Available data →
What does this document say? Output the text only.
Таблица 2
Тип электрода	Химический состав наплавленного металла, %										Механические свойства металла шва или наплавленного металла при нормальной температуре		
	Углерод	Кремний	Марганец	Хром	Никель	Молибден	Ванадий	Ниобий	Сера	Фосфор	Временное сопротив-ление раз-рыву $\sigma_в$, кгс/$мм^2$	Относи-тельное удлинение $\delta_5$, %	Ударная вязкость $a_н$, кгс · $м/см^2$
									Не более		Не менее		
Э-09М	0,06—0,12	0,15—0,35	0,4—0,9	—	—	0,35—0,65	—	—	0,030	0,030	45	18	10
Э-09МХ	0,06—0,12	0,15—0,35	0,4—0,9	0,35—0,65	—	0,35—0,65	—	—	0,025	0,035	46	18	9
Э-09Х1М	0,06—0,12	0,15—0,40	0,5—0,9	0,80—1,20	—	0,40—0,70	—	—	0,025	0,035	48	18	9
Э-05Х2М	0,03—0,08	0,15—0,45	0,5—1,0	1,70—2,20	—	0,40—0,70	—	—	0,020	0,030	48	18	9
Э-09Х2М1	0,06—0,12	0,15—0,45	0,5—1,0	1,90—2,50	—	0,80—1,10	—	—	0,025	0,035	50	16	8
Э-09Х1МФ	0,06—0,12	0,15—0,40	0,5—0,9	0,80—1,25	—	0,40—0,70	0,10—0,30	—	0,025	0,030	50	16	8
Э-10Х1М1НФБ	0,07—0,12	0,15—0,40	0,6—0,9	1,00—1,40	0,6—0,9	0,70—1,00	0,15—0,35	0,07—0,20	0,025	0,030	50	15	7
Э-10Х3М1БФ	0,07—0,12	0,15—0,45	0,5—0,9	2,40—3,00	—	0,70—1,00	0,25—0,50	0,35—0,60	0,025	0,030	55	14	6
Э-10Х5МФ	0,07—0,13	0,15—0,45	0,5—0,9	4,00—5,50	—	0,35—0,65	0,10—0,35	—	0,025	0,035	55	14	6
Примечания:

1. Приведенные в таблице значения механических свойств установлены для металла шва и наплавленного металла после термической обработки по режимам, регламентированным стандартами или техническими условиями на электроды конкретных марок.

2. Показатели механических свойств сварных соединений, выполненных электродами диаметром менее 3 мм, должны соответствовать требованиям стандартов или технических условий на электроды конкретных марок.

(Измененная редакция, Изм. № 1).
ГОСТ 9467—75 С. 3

==

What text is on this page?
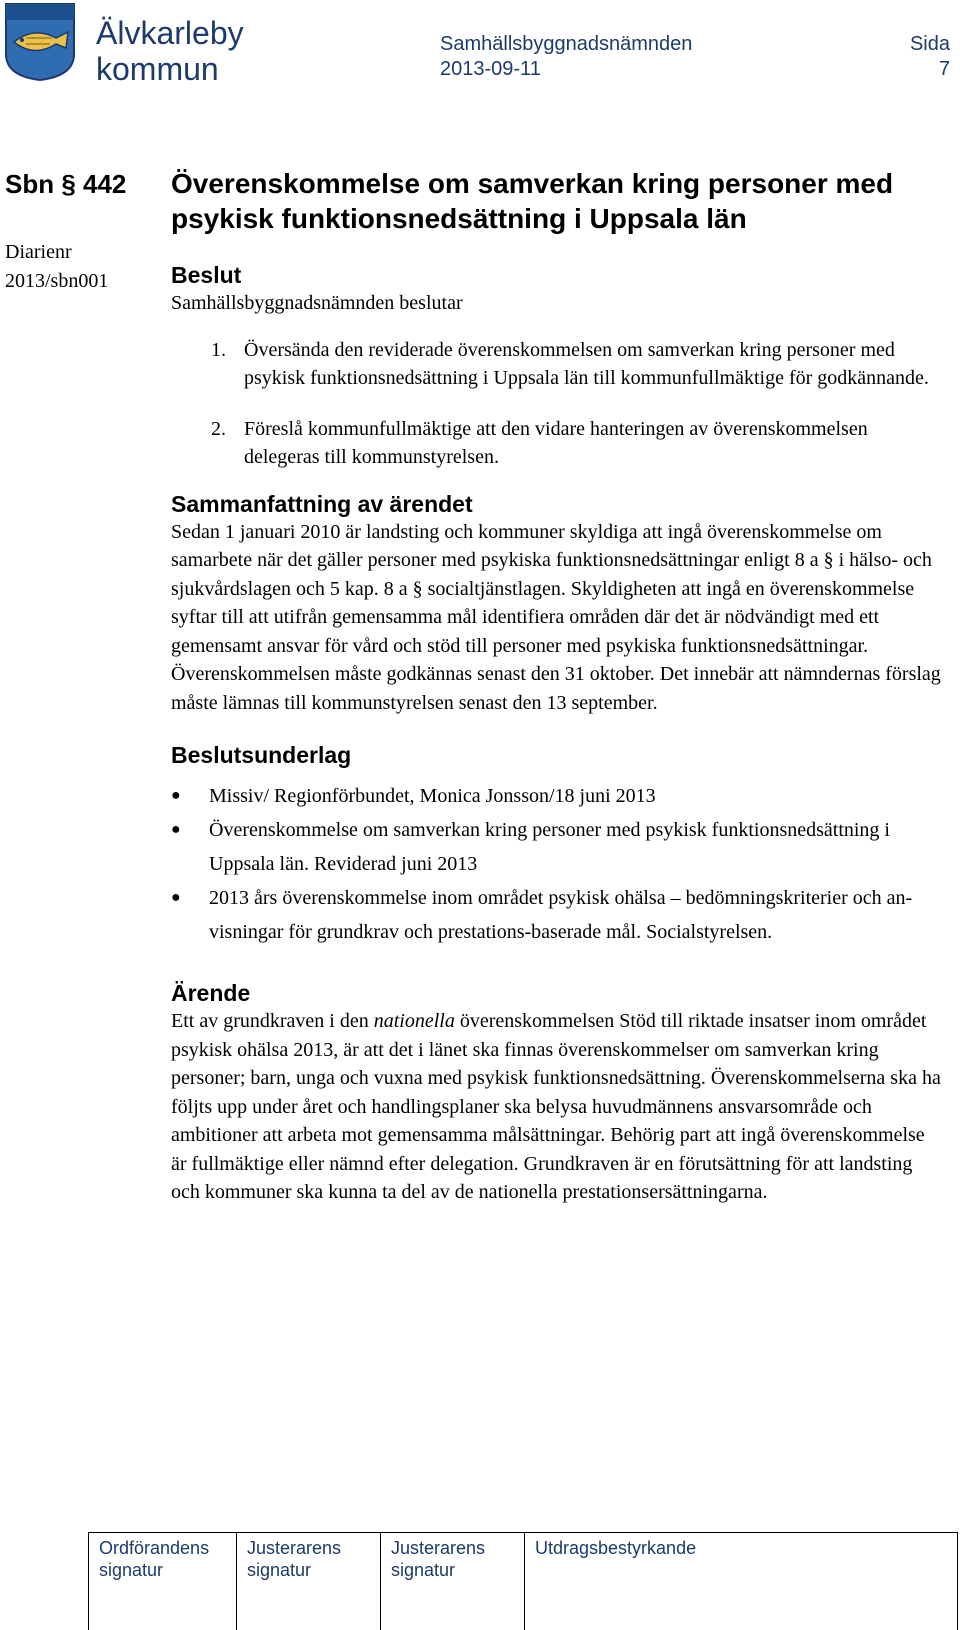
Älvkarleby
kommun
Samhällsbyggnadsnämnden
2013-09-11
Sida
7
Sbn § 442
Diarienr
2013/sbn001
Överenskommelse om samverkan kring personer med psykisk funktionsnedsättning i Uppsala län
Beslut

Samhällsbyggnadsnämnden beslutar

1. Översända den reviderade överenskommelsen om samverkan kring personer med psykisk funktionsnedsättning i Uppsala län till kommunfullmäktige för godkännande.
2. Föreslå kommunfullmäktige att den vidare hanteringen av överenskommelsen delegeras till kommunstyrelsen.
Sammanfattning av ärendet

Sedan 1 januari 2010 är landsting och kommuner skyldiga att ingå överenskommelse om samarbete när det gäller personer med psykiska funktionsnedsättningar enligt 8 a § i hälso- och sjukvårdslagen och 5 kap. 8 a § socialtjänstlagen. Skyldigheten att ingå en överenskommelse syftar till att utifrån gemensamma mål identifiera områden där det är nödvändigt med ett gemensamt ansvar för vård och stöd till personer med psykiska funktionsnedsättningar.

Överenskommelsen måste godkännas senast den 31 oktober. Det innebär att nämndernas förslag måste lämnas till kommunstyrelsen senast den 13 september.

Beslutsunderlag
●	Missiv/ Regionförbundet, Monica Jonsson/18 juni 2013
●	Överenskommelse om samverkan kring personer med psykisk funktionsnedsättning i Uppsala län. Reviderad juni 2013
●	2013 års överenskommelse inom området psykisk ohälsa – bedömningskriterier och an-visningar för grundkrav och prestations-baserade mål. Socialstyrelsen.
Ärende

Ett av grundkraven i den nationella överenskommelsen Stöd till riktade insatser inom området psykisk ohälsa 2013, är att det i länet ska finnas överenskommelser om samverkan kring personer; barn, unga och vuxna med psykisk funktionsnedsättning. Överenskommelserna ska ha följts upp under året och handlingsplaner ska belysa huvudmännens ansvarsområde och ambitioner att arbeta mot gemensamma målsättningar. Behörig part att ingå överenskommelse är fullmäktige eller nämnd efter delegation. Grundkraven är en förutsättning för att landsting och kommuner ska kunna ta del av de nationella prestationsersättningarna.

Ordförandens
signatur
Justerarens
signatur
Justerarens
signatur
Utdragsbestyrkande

Task to complete →
The word "менее" appears in how many lines of the records? Give the number only.

Full output →
2